● Goal of the exercise: Each entry below should be written out exactly as it is, with no pictures.

## begin

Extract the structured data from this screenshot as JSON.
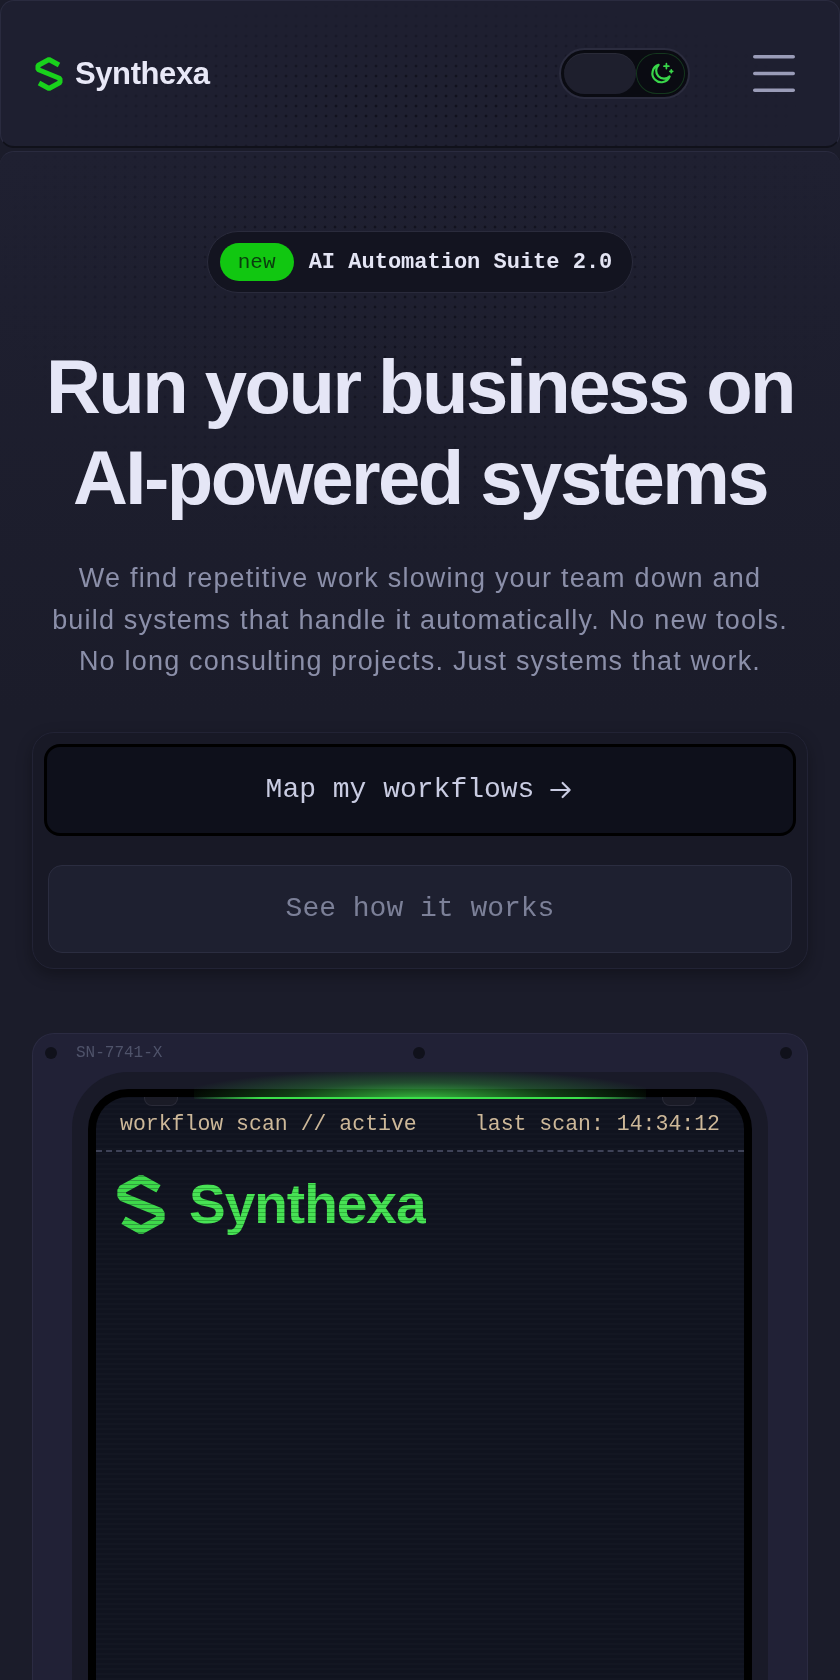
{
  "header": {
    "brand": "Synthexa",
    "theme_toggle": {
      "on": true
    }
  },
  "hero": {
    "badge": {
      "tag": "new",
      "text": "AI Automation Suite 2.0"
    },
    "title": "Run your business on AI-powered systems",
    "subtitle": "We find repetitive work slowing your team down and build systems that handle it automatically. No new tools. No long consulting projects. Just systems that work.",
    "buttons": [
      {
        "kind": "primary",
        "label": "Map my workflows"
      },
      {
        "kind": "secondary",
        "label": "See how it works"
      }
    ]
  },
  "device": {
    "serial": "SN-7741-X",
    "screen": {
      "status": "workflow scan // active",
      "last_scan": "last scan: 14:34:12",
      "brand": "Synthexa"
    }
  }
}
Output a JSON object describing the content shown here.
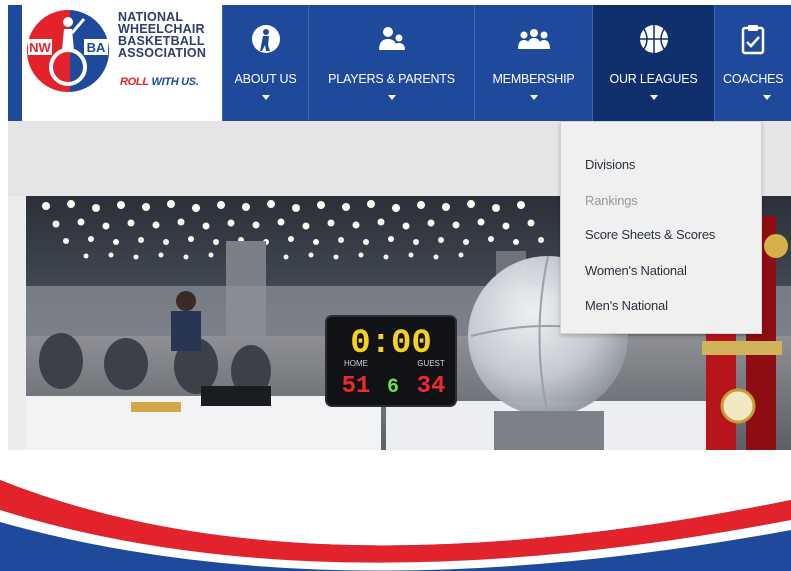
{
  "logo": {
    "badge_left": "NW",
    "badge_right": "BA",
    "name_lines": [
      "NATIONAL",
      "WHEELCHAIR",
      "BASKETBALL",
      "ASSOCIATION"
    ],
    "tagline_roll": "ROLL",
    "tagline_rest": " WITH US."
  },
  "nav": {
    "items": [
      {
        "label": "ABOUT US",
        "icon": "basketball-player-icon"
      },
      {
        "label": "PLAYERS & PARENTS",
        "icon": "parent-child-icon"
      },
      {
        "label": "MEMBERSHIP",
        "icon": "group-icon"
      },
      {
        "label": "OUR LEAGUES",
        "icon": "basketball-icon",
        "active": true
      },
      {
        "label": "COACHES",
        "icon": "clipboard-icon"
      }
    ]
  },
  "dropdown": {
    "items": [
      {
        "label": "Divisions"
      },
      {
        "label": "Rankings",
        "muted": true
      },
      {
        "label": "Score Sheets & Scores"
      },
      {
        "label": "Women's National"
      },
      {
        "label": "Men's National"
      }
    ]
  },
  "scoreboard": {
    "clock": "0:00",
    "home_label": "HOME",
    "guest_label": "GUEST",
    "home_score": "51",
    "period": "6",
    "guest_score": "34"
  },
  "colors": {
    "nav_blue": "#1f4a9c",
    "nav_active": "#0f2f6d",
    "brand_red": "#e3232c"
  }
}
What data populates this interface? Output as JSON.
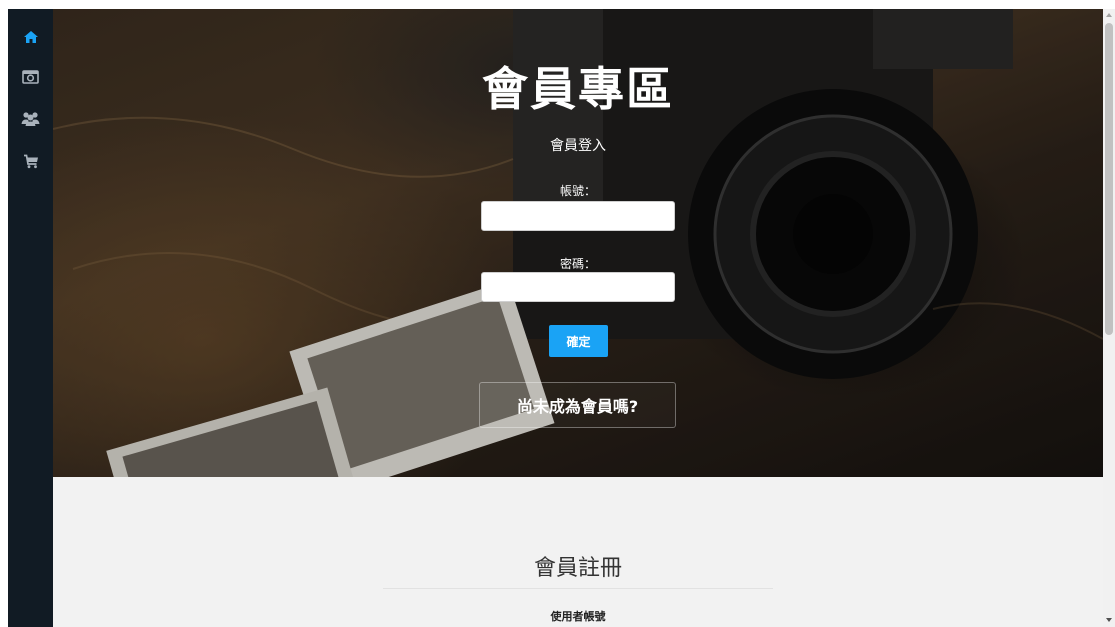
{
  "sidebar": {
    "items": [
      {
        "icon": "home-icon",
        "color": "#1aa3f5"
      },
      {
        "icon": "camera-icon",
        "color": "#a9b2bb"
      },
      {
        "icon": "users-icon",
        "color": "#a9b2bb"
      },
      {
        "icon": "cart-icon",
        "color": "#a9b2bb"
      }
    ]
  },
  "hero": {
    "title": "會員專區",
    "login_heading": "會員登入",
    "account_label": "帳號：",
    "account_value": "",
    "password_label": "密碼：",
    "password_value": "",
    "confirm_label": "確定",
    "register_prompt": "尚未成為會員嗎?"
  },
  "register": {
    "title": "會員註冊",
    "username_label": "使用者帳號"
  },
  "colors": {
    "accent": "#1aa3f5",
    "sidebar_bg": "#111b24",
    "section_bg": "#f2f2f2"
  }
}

## end

● Result:
Extract the structured data from this screenshot as JSON.
{
  "header": {
    "brand": "Synthexa",
    "theme_toggle": {
      "on": true
    }
  },
  "hero": {
    "badge": {
      "tag": "new",
      "text": "AI Automation Suite 2.0"
    },
    "title": "Run your business on AI-powered systems",
    "subtitle": "We find repetitive work slowing your team down and build systems that handle it automatically. No new tools. No long consulting projects. Just systems that work.",
    "buttons": [
      {
        "kind": "primary",
        "label": "Map my workflows"
      },
      {
        "kind": "secondary",
        "label": "See how it works"
      }
    ]
  },
  "device": {
    "serial": "SN-7741-X",
    "screen": {
      "status": "workflow scan // active",
      "last_scan": "last scan: 14:34:12",
      "brand": "Synthexa"
    }
  }
}
Output a JSON object describing the content shown here.
{
  "logo": {
    "badge_left": "NW",
    "badge_right": "BA",
    "name_lines": [
      "NATIONAL",
      "WHEELCHAIR",
      "BASKETBALL",
      "ASSOCIATION"
    ],
    "tagline_roll": "ROLL",
    "tagline_rest": " WITH US."
  },
  "nav": {
    "items": [
      {
        "label": "ABOUT US",
        "icon": "basketball-player-icon"
      },
      {
        "label": "PLAYERS & PARENTS",
        "icon": "parent-child-icon"
      },
      {
        "label": "MEMBERSHIP",
        "icon": "group-icon"
      },
      {
        "label": "OUR LEAGUES",
        "icon": "basketball-icon",
        "active": true
      },
      {
        "label": "COACHES",
        "icon": "clipboard-icon"
      }
    ]
  },
  "dropdown": {
    "items": [
      {
        "label": "Divisions"
      },
      {
        "label": "Rankings",
        "muted": true
      },
      {
        "label": "Score Sheets & Scores"
      },
      {
        "label": "Women's National"
      },
      {
        "label": "Men's National"
      }
    ]
  },
  "scoreboard": {
    "clock": "0:00",
    "home_label": "HOME",
    "guest_label": "GUEST",
    "home_score": "51",
    "period": "6",
    "guest_score": "34"
  },
  "colors": {
    "nav_blue": "#1f4a9c",
    "nav_active": "#0f2f6d",
    "brand_red": "#e3232c"
  }
}
What data populates this interface? Output as JSON.
{
  "sidebar": {
    "items": [
      {
        "icon": "home-icon",
        "color": "#1aa3f5"
      },
      {
        "icon": "camera-icon",
        "color": "#a9b2bb"
      },
      {
        "icon": "users-icon",
        "color": "#a9b2bb"
      },
      {
        "icon": "cart-icon",
        "color": "#a9b2bb"
      }
    ]
  },
  "hero": {
    "title": "會員專區",
    "login_heading": "會員登入",
    "account_label": "帳號：",
    "account_value": "",
    "password_label": "密碼：",
    "password_value": "",
    "confirm_label": "確定",
    "register_prompt": "尚未成為會員嗎?"
  },
  "register": {
    "title": "會員註冊",
    "username_label": "使用者帳號"
  },
  "colors": {
    "accent": "#1aa3f5",
    "sidebar_bg": "#111b24",
    "section_bg": "#f2f2f2"
  }
}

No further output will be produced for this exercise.